> [THE PROBLEM]:
Determine the number of lines where "meta" occurs and reply with that number by itself.

> [AVAILABLE RECORDS]:

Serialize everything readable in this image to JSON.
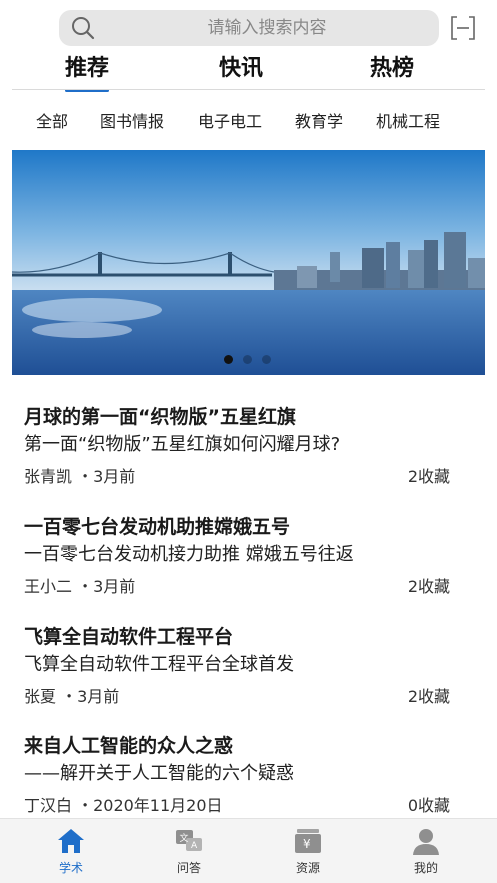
{
  "search": {
    "placeholder": "请输入搜索内容"
  },
  "top_tabs": [
    {
      "label": "推荐",
      "active": true
    },
    {
      "label": "快讯",
      "active": false
    },
    {
      "label": "热榜",
      "active": false
    }
  ],
  "categories": [
    "全部",
    "图书情报",
    "电子电工",
    "教育学",
    "机械工程"
  ],
  "banner": {
    "slides": 3,
    "active_slide": 1
  },
  "articles": [
    {
      "title": "月球的第一面“织物版”五星红旗",
      "subtitle": "第一面“织物版”五星红旗如何闪耀月球?",
      "meta": "张青凯 ・3月前",
      "favorites": "2收藏"
    },
    {
      "title": "一百零七台发动机助推嫦娥五号",
      "subtitle": "一百零七台发动机接力助推 嫦娥五号往返",
      "meta": "王小二 ・3月前",
      "favorites": "2收藏"
    },
    {
      "title": "飞算全自动软件工程平台",
      "subtitle": "飞算全自动软件工程平台全球首发",
      "meta": "张夏 ・3月前",
      "favorites": "2收藏"
    },
    {
      "title": "来自人工智能的众人之惑",
      "subtitle": "——解开关于人工智能的六个疑惑",
      "meta": "丁汉白 ・2020年11月20日",
      "favorites": "0收藏"
    }
  ],
  "bottom_nav": [
    {
      "label": "学术",
      "icon": "home-icon",
      "active": true
    },
    {
      "label": "问答",
      "icon": "qa-icon",
      "active": false
    },
    {
      "label": "资源",
      "icon": "resource-icon",
      "active": false
    },
    {
      "label": "我的",
      "icon": "profile-icon",
      "active": false
    }
  ],
  "colors": {
    "accent": "#1f6ec9",
    "search_bg": "#e6e6e6",
    "nav_bg": "#f4f4f4"
  }
}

> [WRITTEN RESPONSE]:
4